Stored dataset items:
>>

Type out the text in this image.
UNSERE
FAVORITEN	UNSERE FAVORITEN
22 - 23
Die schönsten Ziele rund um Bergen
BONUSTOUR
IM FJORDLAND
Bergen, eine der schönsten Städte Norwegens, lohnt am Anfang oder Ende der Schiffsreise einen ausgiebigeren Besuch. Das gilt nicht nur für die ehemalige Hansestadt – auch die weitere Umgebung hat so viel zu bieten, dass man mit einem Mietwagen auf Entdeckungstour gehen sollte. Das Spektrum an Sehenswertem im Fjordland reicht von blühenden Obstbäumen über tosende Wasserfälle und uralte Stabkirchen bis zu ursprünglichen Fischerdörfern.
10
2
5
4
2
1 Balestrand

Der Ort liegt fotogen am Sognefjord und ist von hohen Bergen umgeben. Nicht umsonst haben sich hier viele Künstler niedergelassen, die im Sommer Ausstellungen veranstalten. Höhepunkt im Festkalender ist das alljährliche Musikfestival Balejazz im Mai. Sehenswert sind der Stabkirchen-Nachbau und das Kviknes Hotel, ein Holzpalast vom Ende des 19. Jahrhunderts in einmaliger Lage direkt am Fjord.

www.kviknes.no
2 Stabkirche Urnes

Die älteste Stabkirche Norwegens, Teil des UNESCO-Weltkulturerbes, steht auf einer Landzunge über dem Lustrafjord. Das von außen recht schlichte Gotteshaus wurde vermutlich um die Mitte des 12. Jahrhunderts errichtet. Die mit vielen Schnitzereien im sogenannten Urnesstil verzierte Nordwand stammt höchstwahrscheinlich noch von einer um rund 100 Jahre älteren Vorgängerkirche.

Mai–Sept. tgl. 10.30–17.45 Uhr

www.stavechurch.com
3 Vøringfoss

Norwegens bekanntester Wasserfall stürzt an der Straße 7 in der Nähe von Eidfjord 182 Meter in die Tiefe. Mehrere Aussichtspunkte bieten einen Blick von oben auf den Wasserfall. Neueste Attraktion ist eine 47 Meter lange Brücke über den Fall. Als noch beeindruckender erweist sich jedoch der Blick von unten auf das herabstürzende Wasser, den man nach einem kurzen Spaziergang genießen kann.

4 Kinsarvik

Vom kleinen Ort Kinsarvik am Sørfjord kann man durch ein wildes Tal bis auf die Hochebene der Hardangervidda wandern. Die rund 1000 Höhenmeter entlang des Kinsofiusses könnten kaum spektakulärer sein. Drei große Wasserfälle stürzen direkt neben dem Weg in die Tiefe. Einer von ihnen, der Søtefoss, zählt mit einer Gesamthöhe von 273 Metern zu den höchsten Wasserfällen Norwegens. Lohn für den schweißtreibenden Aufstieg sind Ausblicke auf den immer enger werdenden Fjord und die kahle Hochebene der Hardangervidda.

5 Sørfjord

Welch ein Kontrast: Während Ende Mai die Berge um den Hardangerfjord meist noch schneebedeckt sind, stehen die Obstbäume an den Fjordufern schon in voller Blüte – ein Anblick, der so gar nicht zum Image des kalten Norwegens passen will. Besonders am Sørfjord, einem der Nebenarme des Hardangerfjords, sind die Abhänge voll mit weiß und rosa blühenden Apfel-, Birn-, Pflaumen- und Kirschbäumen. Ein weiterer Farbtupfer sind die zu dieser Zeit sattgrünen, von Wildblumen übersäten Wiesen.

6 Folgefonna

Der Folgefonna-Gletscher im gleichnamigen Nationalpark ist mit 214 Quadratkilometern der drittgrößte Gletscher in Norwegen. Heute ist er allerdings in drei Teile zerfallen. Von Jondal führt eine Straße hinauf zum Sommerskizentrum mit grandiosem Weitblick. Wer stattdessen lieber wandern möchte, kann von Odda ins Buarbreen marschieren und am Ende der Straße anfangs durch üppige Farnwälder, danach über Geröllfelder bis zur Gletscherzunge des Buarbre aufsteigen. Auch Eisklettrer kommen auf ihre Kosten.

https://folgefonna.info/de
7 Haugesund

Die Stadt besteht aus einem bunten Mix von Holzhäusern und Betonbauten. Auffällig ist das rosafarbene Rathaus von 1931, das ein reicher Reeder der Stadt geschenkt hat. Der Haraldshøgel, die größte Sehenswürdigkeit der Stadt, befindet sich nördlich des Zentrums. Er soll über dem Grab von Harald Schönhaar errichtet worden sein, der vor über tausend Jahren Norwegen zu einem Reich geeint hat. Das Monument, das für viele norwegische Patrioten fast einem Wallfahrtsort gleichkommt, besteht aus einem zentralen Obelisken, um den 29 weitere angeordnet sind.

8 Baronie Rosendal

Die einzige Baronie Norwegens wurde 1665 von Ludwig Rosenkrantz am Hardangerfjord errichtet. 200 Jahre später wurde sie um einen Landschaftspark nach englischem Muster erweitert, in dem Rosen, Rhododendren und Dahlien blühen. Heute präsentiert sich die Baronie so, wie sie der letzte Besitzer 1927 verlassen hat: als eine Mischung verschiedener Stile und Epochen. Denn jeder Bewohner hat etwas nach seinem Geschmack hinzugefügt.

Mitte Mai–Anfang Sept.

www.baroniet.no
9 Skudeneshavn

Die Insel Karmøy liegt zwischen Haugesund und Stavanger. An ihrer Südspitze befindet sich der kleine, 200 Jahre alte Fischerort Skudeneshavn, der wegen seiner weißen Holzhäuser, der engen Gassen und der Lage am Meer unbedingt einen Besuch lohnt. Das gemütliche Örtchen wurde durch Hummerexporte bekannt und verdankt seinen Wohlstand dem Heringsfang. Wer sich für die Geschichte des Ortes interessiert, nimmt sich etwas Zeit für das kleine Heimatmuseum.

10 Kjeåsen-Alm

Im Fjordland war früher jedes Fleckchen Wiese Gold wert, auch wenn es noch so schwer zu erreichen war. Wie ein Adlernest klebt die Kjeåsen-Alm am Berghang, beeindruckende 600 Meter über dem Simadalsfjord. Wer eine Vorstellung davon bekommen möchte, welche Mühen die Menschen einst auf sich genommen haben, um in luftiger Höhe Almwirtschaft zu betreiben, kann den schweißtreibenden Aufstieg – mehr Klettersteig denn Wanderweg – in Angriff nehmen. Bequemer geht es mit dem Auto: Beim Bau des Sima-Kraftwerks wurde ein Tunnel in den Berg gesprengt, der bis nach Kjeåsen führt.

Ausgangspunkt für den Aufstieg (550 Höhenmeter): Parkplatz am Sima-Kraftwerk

<<

> _Exercise instructions_
Among the records above, which lines hold the word "Sept"? Copy each one.

> _Response to this exercise_
Mai–Sept. tgl. 10.30–17.45 Uhr
Mitte Mai–Anfang Sept.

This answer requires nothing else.